- **Information provided**
━━━━━━━━━━━━━━━━━━━━━━━━━━━━━━
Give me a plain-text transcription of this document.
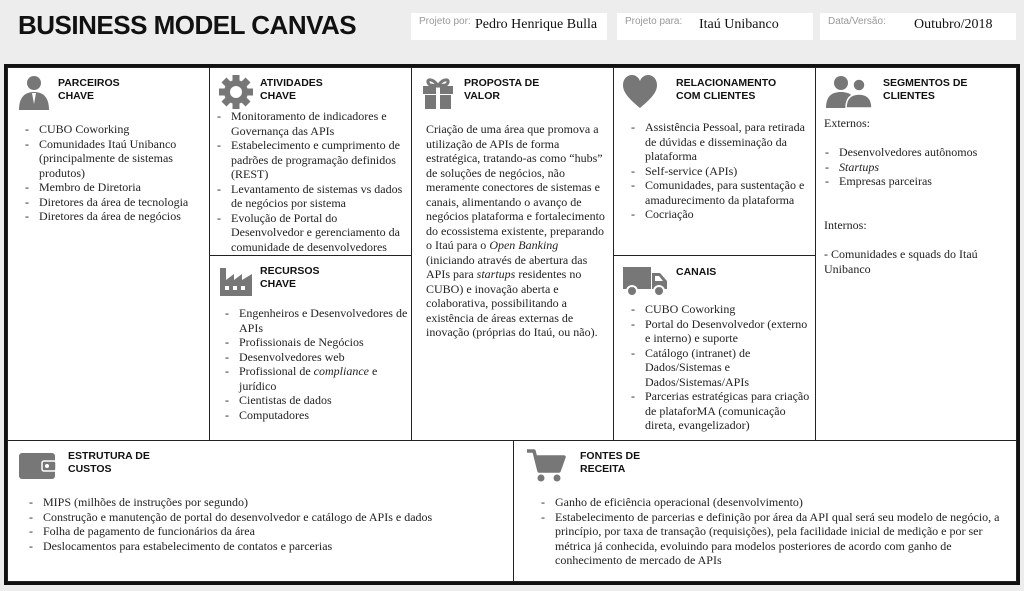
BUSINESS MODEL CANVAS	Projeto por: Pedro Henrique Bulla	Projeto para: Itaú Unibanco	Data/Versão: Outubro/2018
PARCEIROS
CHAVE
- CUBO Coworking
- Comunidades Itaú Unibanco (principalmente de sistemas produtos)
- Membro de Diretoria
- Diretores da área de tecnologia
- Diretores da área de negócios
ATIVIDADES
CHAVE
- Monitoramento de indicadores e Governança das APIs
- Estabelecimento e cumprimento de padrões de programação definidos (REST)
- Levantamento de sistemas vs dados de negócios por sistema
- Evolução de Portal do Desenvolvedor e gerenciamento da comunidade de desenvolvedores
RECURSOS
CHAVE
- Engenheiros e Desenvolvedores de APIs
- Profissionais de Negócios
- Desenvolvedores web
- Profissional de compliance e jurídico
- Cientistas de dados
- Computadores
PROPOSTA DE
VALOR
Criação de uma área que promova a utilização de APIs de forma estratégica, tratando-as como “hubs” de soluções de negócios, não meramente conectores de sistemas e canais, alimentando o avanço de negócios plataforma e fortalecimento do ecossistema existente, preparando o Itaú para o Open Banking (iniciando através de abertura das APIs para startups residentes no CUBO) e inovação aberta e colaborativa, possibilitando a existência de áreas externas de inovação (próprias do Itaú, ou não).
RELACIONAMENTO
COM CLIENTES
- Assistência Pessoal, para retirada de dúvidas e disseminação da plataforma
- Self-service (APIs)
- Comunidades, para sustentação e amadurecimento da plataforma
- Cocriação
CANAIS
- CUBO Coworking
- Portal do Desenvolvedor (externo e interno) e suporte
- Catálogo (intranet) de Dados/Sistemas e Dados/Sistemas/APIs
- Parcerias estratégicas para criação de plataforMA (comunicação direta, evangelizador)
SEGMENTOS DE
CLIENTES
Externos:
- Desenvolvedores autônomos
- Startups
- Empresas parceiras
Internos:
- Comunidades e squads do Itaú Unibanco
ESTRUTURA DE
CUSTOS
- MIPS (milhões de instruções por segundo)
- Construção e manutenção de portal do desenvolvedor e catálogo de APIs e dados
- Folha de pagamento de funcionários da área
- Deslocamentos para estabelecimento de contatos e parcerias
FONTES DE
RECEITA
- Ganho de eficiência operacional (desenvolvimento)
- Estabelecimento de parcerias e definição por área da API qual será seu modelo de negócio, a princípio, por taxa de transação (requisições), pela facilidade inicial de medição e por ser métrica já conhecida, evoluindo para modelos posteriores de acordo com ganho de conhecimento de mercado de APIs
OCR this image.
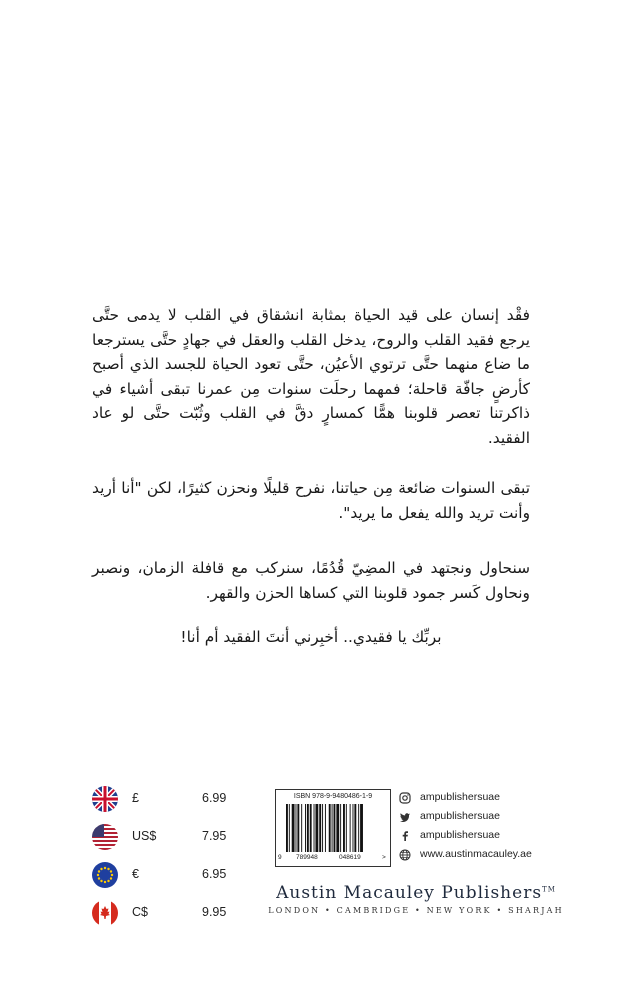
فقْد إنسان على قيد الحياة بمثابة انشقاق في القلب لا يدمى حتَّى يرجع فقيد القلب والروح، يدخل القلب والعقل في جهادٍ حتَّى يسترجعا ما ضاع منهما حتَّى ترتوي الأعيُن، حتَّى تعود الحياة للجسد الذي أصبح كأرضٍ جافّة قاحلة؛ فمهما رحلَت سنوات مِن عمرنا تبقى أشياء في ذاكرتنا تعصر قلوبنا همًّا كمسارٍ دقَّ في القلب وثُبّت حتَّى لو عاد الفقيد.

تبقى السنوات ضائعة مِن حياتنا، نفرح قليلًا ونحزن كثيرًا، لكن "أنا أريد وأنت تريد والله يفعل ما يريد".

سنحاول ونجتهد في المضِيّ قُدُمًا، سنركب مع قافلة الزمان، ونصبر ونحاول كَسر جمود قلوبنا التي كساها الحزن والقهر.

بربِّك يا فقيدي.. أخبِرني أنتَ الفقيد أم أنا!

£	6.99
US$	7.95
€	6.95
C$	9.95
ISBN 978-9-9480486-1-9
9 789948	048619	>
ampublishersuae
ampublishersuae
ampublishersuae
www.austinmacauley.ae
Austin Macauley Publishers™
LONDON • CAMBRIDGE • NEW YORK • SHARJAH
━━━━━━━━━━━━━━━━━━━━━━━━━━━━━━
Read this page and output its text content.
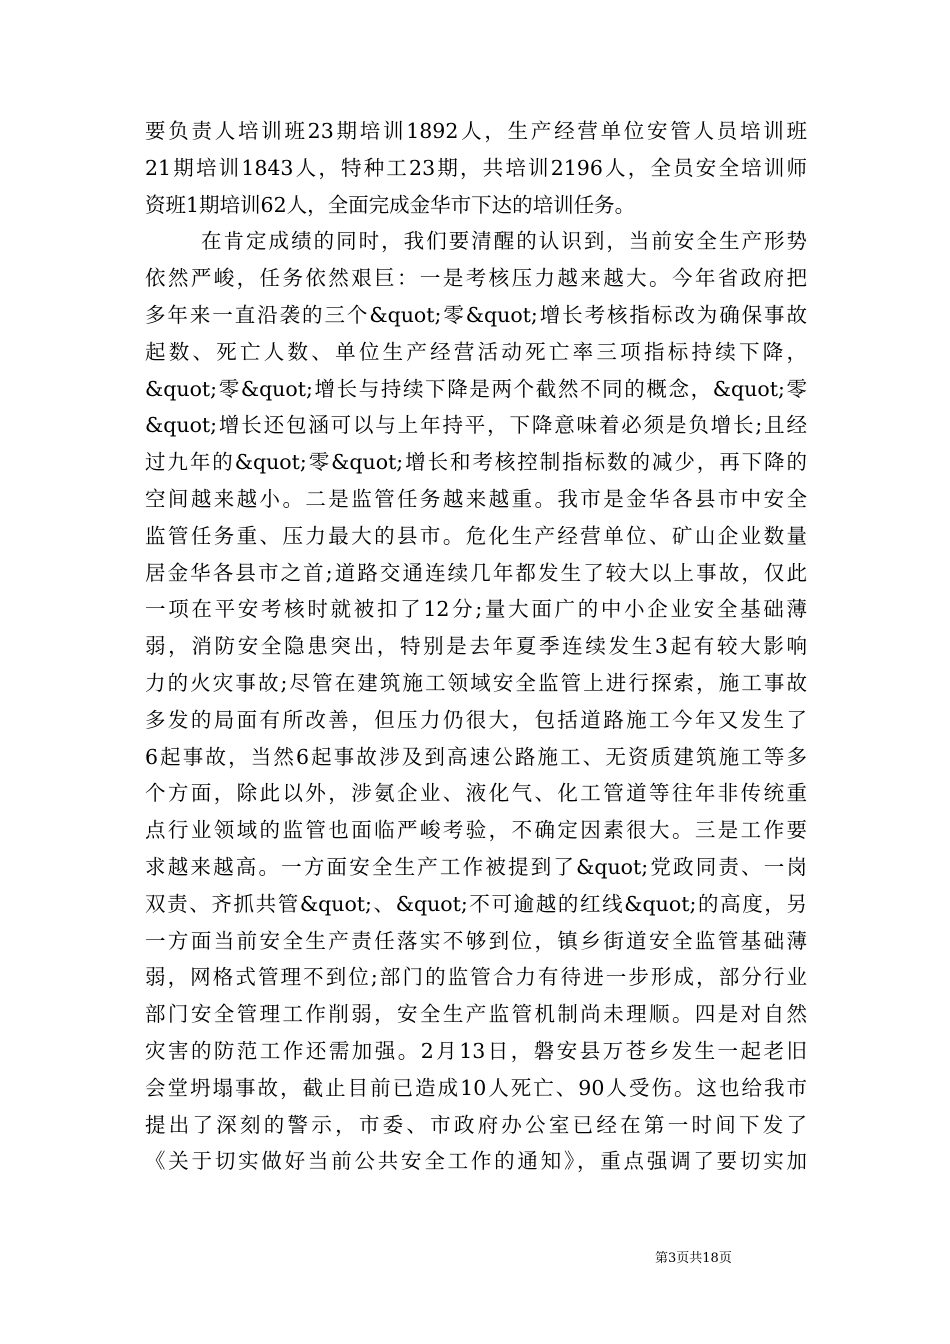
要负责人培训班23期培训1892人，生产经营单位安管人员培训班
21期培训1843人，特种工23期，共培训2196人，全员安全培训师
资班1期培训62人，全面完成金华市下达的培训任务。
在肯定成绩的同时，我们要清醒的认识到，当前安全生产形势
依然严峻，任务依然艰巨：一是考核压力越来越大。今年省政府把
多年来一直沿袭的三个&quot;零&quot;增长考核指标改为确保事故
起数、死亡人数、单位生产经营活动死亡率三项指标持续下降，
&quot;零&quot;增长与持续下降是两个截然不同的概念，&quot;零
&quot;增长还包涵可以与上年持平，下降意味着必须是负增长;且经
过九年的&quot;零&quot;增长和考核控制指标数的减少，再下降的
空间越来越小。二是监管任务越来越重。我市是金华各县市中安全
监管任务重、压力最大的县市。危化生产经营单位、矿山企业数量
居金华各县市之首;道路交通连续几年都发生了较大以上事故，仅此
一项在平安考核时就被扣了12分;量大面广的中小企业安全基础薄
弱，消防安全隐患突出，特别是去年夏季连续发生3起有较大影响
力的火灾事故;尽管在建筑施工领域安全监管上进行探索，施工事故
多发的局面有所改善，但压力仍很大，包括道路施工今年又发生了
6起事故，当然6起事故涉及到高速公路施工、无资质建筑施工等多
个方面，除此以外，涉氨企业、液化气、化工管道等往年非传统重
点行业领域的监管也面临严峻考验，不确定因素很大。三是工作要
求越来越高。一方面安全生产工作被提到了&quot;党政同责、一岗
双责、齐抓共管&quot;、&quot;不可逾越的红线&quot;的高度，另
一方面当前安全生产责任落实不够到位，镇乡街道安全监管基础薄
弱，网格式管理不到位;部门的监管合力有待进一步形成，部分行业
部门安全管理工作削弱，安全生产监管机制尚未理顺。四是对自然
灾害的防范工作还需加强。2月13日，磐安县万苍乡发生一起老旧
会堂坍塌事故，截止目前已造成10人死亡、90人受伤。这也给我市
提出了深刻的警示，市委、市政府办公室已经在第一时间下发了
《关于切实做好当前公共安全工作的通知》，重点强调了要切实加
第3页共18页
━━━━━━━━━━━━━━━━━━━━━━━━━━━━━━
- **Task**
Search the entries for the word "this", then list each line that holds it.

- **Full response**
Give me a plain-text transcription of this document.
OCR this image.
Read this page and output its text content.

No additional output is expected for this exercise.